• Goal: Please find all lines in the data that hold the string "text" and copy them.

────────────────────────────────────────

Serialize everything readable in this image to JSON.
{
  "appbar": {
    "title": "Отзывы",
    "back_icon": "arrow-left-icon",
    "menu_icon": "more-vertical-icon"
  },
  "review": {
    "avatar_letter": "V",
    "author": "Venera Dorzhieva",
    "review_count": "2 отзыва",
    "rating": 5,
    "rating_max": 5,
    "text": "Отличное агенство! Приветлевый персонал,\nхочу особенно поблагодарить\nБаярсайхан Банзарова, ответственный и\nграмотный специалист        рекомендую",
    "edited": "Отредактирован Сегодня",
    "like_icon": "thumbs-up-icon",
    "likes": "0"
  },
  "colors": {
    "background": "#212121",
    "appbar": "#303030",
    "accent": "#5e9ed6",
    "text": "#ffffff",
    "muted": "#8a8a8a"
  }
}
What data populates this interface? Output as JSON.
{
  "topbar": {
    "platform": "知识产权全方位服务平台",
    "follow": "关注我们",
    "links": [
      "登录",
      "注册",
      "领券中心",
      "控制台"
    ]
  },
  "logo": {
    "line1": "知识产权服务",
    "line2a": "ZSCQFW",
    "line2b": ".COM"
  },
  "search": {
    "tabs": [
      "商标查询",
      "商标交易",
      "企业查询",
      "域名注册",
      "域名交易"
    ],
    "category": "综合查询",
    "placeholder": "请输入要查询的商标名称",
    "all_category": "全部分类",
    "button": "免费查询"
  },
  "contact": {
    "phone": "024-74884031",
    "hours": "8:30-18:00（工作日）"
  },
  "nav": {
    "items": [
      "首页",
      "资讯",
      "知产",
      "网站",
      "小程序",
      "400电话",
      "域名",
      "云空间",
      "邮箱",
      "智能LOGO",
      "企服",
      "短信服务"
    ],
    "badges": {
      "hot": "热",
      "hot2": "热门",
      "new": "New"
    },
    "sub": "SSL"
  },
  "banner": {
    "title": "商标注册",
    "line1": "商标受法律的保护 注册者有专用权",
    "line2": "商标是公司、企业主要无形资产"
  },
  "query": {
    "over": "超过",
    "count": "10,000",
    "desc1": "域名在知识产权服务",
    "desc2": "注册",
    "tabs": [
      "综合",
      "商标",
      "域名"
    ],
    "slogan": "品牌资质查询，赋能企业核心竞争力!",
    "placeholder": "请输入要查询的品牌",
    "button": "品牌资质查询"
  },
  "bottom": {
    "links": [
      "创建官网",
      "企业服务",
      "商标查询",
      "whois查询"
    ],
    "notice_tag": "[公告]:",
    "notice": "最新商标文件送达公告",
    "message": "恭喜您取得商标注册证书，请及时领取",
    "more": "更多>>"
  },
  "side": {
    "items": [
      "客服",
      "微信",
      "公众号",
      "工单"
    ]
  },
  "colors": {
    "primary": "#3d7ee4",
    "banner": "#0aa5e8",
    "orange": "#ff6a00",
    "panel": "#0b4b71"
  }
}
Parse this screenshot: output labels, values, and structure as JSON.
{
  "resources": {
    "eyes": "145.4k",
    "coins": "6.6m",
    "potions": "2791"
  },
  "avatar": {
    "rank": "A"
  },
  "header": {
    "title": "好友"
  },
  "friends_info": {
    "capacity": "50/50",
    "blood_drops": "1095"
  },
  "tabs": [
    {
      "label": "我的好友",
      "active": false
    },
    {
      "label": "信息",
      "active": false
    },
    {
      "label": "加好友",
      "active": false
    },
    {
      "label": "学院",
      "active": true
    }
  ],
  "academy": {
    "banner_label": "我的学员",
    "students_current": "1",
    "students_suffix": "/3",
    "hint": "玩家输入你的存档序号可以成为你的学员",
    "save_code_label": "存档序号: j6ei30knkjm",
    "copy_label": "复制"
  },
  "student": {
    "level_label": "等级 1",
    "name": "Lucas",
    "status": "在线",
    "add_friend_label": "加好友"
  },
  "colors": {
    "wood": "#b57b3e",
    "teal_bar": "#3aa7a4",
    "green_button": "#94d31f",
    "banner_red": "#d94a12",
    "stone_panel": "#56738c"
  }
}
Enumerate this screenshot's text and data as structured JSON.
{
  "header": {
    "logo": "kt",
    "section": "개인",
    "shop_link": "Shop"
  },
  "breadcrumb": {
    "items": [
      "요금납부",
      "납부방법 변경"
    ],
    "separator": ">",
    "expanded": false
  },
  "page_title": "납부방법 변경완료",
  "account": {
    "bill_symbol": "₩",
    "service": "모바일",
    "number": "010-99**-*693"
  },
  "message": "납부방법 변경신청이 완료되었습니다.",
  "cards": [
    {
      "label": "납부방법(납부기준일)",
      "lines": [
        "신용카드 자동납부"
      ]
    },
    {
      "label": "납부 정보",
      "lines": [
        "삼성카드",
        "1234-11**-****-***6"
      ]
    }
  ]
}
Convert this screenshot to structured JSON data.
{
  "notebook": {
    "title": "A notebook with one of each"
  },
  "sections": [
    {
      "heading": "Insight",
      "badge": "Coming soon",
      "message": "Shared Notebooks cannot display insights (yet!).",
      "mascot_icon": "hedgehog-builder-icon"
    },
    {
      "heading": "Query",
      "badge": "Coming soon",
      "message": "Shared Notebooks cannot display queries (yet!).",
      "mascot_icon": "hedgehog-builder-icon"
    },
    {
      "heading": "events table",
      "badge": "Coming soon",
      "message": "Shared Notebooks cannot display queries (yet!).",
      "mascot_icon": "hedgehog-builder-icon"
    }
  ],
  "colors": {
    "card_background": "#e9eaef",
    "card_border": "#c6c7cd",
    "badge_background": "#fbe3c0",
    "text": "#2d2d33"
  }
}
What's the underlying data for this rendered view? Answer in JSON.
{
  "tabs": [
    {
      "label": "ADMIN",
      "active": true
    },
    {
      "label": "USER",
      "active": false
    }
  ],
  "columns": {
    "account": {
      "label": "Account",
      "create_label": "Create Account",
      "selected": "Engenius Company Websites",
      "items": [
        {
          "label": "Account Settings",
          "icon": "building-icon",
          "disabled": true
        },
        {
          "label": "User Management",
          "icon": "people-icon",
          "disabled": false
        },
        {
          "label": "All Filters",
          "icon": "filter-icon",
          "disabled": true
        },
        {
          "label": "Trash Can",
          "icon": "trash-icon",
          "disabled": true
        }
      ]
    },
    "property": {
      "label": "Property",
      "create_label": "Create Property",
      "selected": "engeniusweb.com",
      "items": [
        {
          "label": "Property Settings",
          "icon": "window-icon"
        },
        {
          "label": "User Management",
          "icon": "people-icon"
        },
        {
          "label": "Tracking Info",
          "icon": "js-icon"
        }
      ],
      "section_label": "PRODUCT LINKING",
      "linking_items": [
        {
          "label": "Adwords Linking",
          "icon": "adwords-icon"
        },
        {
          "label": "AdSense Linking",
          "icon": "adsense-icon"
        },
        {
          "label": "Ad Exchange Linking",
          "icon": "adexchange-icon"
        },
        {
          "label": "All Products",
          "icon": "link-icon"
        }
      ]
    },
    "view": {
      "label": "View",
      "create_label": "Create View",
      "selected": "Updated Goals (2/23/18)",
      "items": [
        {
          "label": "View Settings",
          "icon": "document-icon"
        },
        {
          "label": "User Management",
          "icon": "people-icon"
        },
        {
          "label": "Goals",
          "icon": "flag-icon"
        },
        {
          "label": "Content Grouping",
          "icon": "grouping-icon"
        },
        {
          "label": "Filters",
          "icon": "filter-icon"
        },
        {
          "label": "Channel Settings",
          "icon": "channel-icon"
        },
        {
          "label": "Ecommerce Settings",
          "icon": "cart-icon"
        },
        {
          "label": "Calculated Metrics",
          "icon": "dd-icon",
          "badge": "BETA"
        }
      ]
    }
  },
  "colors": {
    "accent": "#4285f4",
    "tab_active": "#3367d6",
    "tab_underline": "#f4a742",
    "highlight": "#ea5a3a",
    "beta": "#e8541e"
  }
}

────────────────────────────────────────

• Solved problem:
    "text": "Отличное агенство! Приветлевый персонал,\nхочу особенно поблагодарить\nБаярсайхан Банзарова, ответственный и\nграмотный специалист        рекомендую",
    "text": "#ffffff",
Enumerate this screenshot's text and data as structured JSON.
    "text": "#2d2d33"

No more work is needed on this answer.